**PASSAGE FOR REVIEW:**
Net Value: A question of time

TheEdge Weekly, Tuesday, April 12, 2005


The Edge roundtable on The State of the Local Software Industry had its birth at a place we suspect many great Malaysian ideas have been hatched — the mamak stall. And so it was that over teh tarik one evening, some entrepreneurs and journalists gathered to shoot the breeze. From talking about the cavalier manner in which Selangor state leaders spend taxpayers' funds, the conversation turned to the frustrations of local software entrepreneurs in trying to penetrate the market here and musings over what ails the industry. Could it be that our software entrepreneurs are just not good enough?
And so, you have our roundtable with panellists Butt Wai Choon, MD of Microsoft Malaysia; Chee Chong Hwa, CEO of Karensoft; Dinesh Nair, CEO of Qubeconnect Sdn Bhd and a leader of the open source movement in Malaysia; Brian Fernandez, vice-president of the Technopreneur Association of Malaysia, and Dr Ewe Hong Tat, Dean, IT Faculty of Multi Media University in Cyberjaya. netv@lue2.0 editor Karamjit Singh was the moderator.

Karamjit: Why is it that eight years after the Multimedia Super Corridor was established, we still don't have a strongly recognised Asian level software company?
Dinesh: The reason is culture. If you study Malaysian history, 600 years ago, from the formation of the Malacca Sultanate, we have been a trading port between east and west. We've mastered the role of being a middleman. That culture and tradition is very hard to break. As a result, a lot of people don't see the need to create. They would rather buy from one side and sell it to the other side.

**WHAT TO DO:**
(a) In the roundtable excerpt, who moderated the discussion?
(b) Please print the roundtable excerpt from "Dinesh: The reason" up to and including "the other side.".

**THE DATA:**
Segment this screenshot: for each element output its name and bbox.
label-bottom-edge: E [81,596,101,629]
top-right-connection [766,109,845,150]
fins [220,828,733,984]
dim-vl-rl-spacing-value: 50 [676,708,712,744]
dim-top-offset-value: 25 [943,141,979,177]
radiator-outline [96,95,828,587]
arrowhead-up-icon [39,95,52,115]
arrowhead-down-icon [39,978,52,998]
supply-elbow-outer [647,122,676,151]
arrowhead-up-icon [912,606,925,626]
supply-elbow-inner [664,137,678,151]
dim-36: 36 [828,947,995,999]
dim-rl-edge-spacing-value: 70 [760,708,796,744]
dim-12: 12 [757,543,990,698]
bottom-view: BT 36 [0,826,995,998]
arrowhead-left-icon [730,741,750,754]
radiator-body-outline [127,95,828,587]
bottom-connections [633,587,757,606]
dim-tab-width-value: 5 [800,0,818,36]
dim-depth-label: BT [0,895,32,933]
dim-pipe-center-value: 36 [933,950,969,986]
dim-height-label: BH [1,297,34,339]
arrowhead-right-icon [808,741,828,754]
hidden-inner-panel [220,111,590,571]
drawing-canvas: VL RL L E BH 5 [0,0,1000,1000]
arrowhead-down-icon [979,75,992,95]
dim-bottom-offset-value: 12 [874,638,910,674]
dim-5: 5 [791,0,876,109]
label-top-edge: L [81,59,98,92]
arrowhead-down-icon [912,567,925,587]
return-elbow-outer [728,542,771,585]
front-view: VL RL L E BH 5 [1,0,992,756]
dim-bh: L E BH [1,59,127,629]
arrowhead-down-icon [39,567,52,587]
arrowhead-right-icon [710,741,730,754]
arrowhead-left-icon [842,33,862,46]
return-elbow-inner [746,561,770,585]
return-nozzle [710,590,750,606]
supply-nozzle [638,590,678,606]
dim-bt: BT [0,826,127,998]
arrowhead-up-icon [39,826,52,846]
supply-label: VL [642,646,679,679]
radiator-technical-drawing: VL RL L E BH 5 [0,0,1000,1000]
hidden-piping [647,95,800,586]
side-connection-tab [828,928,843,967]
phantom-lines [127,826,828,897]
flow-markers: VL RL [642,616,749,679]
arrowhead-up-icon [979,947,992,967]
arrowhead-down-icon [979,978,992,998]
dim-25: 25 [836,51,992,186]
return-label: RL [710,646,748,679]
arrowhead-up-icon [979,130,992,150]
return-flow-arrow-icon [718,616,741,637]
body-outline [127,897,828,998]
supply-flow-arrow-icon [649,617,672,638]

**SOLUTION SET:**
(a) Karamjit Singh, editor of netv@lue2.0, was the moderator.

(b)
Dinesh: The reason is culture. If you study Malaysian history, 600 years ago, from the formation of the Malacca Sultanate, we have been a trading port between east and west. We've mastered the role of being a middleman. That culture and tradition is very hard to break. As a result, a lot of people don't see the need to create. They would rather buy from one side and sell it to the other side.